# Problem to solve:
Extract every line below that contains the word "clearance".

# Figure data in JSON:

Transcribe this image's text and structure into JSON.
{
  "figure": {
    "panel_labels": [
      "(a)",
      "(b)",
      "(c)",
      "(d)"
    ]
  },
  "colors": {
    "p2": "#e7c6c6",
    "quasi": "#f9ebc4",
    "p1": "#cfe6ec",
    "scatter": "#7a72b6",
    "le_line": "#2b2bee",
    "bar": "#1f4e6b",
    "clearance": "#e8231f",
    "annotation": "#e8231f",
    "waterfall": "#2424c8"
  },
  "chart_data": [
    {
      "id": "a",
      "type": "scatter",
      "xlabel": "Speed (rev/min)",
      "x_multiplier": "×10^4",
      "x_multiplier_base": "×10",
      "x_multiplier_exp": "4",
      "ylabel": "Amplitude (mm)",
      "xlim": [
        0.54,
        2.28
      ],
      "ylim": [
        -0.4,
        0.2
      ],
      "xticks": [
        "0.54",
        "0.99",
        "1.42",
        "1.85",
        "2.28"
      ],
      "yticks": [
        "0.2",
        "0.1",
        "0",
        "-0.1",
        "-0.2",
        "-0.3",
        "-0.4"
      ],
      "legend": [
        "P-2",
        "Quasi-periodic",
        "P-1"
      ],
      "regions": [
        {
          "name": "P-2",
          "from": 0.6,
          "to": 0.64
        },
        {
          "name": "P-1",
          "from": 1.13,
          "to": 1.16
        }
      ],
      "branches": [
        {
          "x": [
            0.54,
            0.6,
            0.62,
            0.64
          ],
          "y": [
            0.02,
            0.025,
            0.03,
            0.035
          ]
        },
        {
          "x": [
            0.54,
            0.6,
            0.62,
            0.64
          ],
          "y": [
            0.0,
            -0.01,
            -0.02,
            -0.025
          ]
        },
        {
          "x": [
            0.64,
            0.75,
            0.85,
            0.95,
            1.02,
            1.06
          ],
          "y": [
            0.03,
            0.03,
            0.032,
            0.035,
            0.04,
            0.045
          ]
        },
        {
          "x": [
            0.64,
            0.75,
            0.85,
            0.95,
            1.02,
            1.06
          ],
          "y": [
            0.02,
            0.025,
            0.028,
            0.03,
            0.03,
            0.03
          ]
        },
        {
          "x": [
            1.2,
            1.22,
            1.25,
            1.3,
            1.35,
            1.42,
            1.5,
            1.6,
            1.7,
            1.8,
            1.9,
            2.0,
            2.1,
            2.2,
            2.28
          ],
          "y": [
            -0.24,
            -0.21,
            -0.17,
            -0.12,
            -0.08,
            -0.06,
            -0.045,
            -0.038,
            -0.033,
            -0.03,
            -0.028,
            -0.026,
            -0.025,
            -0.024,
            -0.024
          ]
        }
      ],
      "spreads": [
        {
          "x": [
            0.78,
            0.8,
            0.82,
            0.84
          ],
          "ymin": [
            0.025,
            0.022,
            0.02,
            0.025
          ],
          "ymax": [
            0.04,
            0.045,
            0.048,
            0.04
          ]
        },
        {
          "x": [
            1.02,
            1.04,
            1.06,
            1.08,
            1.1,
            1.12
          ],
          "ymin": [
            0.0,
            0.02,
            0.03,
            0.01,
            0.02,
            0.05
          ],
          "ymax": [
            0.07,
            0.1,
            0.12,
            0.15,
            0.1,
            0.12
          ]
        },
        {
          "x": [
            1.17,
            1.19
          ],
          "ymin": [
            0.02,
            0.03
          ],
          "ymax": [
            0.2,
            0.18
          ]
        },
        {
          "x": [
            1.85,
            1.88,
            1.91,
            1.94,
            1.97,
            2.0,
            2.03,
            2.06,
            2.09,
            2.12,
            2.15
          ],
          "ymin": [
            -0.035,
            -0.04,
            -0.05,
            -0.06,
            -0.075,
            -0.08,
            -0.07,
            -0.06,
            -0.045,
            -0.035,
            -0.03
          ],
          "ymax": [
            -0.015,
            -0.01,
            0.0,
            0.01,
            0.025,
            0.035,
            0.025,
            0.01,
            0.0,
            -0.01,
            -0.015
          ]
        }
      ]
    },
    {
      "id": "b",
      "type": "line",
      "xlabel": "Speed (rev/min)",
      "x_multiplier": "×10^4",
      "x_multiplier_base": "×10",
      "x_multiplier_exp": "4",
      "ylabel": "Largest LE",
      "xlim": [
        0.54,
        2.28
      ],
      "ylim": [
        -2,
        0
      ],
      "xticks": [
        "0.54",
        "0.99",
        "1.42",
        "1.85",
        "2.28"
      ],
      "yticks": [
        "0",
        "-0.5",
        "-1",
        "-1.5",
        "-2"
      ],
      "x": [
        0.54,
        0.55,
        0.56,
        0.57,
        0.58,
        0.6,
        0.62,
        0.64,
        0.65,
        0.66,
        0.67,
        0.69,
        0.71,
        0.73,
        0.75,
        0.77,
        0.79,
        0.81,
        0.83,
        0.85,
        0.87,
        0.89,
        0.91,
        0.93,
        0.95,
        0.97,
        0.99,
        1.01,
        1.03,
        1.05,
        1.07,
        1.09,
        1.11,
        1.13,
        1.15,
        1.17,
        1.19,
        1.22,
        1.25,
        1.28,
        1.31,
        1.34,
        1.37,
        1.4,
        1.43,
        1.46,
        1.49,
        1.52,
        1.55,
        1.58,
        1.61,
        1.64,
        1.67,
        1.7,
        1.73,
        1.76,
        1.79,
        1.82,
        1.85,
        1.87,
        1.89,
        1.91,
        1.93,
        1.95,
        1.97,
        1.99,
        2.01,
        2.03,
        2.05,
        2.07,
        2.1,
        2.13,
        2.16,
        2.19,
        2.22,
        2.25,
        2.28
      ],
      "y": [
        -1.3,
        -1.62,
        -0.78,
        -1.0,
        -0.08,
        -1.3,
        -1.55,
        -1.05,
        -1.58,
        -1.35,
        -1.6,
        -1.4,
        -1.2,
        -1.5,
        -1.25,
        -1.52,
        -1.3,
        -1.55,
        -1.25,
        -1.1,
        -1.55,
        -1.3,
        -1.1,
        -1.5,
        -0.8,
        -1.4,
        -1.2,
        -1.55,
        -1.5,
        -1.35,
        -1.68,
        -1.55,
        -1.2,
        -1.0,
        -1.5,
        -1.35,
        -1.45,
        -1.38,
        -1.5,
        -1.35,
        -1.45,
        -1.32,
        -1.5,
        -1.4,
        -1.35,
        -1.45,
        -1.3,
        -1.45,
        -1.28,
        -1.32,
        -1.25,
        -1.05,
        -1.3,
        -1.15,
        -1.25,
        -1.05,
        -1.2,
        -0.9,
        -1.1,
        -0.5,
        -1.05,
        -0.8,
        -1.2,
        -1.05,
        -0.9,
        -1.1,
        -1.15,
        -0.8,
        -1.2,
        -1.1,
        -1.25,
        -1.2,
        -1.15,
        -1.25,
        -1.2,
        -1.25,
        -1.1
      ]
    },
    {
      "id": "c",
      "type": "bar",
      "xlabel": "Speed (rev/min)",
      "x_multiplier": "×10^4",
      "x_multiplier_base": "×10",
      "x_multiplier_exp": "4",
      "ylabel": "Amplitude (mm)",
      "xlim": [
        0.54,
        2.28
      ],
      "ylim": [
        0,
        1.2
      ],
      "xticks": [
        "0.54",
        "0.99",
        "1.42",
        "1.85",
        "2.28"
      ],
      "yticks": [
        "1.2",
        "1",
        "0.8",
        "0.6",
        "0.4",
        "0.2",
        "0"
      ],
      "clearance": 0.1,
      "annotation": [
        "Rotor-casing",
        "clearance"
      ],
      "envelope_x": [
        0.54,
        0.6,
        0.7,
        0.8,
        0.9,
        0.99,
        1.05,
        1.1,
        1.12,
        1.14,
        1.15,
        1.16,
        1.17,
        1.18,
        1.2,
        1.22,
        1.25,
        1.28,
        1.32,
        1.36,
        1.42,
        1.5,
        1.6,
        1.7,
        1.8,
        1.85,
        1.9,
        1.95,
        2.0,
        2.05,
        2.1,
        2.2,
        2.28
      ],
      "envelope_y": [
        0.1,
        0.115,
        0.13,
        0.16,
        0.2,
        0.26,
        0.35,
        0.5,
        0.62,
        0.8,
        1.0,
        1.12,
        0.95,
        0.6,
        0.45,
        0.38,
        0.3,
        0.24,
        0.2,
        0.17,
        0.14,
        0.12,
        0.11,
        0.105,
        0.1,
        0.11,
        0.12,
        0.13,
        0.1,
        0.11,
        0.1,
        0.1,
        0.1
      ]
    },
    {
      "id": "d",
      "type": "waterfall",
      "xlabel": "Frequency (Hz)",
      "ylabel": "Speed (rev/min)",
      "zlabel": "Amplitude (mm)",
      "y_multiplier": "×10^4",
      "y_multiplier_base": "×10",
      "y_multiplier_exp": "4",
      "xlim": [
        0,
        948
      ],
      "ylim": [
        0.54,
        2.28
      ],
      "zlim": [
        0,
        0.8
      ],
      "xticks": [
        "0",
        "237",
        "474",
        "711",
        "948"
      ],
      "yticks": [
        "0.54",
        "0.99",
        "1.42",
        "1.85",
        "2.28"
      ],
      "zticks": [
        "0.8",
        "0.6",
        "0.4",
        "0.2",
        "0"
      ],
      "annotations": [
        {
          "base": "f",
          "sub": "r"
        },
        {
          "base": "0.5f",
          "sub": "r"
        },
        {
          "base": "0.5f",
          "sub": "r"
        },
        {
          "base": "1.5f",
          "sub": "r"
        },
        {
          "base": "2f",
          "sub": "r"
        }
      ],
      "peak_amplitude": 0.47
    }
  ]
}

# Worked answer:
    "clearance": "#e8231f",
      "clearance": 0.1,
        "clearance"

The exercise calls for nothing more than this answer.